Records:
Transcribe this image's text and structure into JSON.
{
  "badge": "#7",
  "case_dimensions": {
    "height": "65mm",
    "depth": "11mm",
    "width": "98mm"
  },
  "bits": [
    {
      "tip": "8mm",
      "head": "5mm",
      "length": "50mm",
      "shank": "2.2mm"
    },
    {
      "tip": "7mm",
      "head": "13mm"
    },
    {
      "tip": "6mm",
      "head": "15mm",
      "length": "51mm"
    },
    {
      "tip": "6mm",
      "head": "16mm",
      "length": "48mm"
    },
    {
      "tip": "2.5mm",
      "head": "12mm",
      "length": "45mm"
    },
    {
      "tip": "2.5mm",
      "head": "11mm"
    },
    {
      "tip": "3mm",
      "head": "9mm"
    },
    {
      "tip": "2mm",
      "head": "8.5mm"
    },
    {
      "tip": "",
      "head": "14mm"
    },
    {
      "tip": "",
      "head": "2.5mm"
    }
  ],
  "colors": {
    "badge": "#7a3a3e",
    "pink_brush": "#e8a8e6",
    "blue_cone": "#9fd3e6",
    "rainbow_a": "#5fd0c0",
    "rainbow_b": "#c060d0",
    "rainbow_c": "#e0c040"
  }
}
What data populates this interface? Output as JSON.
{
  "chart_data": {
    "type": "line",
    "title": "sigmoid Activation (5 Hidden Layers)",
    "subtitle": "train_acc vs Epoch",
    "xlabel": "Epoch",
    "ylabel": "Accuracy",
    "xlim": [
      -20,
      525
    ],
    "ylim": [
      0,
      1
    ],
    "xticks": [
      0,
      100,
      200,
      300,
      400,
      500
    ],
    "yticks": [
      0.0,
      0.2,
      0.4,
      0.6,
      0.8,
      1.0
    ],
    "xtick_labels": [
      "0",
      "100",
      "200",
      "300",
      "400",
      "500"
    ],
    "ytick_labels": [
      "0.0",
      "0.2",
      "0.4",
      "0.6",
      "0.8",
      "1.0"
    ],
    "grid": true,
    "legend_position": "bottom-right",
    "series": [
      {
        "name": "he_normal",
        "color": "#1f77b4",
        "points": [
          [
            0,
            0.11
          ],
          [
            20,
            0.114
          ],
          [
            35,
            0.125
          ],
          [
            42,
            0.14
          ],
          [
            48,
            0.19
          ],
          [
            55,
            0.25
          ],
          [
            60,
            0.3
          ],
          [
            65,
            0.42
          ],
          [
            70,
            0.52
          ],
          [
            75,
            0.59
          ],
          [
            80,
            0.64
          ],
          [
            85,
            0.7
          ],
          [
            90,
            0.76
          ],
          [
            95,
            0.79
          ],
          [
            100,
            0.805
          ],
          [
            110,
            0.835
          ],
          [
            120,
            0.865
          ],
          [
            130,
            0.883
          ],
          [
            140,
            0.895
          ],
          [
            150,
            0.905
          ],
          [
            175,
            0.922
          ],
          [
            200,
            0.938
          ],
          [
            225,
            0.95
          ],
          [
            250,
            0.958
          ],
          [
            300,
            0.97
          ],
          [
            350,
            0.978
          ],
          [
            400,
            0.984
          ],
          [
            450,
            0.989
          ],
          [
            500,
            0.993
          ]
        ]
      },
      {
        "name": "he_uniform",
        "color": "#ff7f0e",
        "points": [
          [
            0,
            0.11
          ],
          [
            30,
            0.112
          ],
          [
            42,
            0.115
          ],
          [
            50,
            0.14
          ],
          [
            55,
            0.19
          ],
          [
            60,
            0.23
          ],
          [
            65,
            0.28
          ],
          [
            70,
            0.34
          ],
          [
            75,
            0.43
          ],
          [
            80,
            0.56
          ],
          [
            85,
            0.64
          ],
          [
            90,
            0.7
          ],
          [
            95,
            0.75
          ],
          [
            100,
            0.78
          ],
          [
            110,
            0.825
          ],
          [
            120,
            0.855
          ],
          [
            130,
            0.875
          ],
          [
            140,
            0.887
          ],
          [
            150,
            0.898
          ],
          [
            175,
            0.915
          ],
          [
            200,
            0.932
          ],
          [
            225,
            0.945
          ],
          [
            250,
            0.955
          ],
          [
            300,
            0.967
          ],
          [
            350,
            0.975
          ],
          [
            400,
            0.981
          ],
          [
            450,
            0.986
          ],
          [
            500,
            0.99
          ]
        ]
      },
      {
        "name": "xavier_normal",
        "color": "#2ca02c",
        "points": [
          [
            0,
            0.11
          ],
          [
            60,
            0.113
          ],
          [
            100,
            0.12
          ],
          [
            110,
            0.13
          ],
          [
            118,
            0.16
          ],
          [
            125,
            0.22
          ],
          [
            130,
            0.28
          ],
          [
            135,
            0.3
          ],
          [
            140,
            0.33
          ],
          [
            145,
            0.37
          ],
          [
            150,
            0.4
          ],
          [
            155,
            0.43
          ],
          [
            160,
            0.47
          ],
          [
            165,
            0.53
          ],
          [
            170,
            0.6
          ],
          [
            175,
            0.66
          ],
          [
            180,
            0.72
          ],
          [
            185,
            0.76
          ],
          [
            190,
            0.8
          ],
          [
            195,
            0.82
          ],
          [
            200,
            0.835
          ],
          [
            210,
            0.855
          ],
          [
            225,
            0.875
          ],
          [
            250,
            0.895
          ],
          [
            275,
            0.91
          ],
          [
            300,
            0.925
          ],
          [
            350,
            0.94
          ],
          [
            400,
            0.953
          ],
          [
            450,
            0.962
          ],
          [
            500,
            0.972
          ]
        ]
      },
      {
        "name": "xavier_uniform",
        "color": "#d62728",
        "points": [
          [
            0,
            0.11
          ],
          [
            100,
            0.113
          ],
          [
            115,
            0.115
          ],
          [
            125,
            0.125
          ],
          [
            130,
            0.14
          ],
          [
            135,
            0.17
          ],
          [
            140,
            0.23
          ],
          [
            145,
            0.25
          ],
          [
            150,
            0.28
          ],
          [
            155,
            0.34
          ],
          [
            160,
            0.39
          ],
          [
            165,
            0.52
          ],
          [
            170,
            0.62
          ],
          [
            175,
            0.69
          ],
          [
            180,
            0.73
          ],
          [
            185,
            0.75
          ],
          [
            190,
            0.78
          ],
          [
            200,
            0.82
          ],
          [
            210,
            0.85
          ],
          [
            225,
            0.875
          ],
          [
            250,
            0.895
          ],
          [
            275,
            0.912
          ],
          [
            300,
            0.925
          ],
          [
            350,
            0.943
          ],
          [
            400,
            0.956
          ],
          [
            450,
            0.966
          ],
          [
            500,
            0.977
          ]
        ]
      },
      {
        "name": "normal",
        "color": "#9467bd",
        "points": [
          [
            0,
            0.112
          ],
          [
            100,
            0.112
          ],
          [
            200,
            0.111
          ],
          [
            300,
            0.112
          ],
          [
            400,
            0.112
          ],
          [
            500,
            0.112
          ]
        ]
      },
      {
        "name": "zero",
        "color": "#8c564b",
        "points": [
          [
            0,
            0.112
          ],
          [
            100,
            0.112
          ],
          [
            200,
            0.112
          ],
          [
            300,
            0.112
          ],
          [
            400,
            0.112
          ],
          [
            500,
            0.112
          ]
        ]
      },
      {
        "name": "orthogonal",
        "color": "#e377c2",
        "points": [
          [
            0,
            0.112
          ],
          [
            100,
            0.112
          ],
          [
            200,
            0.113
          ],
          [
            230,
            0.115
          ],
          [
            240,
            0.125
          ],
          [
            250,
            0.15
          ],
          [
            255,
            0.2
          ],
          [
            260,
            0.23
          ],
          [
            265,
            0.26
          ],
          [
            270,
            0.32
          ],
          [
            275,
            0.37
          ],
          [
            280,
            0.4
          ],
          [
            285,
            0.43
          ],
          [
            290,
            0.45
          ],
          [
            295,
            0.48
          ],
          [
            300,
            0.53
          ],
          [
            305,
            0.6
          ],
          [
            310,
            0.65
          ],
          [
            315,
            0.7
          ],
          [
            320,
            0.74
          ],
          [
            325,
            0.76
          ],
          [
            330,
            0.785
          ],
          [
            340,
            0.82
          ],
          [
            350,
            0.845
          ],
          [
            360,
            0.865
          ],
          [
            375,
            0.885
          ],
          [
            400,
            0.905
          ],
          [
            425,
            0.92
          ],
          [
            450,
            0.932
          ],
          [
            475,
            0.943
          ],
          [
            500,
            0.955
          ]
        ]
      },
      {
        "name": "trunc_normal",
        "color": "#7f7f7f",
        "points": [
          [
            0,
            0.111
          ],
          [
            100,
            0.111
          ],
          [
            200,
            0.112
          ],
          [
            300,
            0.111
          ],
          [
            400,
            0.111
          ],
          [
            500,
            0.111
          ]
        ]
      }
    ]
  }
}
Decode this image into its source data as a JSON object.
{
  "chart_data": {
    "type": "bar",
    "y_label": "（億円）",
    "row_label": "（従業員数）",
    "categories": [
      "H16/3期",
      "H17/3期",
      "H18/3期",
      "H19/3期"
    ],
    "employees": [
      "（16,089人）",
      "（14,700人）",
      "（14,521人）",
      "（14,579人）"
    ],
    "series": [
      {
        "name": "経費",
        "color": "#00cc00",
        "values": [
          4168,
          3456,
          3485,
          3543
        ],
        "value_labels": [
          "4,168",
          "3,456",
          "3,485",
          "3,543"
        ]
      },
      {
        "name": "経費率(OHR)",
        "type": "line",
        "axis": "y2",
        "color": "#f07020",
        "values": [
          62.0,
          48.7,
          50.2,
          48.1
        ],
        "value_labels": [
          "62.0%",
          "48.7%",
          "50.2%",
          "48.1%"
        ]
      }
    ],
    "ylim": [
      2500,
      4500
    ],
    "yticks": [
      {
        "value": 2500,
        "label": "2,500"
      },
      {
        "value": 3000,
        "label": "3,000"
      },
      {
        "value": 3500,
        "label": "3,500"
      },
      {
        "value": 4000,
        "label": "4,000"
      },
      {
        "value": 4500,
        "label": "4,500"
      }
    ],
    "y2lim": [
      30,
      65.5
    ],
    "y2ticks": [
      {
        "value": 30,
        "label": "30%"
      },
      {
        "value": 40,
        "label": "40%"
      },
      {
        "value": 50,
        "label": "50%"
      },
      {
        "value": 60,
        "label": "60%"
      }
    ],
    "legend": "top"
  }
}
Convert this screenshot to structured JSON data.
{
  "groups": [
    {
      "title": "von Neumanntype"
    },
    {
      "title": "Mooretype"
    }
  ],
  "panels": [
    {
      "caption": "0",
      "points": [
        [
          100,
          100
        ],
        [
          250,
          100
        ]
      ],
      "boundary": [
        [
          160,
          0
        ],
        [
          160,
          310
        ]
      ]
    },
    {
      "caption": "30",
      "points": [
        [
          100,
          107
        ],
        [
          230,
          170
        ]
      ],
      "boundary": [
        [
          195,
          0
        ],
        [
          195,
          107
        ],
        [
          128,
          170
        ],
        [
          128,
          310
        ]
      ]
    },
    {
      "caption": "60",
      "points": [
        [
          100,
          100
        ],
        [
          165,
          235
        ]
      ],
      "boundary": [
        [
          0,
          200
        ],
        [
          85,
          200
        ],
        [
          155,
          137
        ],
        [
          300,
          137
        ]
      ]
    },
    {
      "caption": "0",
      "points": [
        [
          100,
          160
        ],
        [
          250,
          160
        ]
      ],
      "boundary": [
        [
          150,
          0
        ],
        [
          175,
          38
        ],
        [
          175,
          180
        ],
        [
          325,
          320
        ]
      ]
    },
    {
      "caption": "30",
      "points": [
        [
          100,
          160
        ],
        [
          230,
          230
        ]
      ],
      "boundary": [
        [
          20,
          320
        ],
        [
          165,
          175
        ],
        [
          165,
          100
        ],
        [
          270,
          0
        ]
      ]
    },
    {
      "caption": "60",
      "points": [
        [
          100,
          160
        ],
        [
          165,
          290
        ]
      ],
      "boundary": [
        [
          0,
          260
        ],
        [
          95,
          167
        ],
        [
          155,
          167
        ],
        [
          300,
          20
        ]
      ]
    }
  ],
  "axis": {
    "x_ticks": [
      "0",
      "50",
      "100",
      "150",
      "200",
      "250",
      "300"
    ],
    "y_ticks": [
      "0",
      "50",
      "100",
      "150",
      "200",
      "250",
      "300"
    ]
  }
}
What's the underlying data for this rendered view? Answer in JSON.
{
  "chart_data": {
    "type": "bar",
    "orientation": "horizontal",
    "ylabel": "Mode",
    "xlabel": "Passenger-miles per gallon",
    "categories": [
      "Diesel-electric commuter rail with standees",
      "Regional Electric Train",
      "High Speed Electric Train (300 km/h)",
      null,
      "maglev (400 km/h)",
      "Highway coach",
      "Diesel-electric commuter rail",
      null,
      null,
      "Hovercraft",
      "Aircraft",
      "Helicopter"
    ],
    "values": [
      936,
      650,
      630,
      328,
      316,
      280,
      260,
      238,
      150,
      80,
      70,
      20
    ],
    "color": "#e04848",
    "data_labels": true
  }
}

AIM OF THE EXERCISE — Using the listing above, pick out each line that contains the word "Epoch", then copy it.

SOLUTION BELOW —
    "subtitle": "train_acc vs Epoch",
    "xlabel": "Epoch",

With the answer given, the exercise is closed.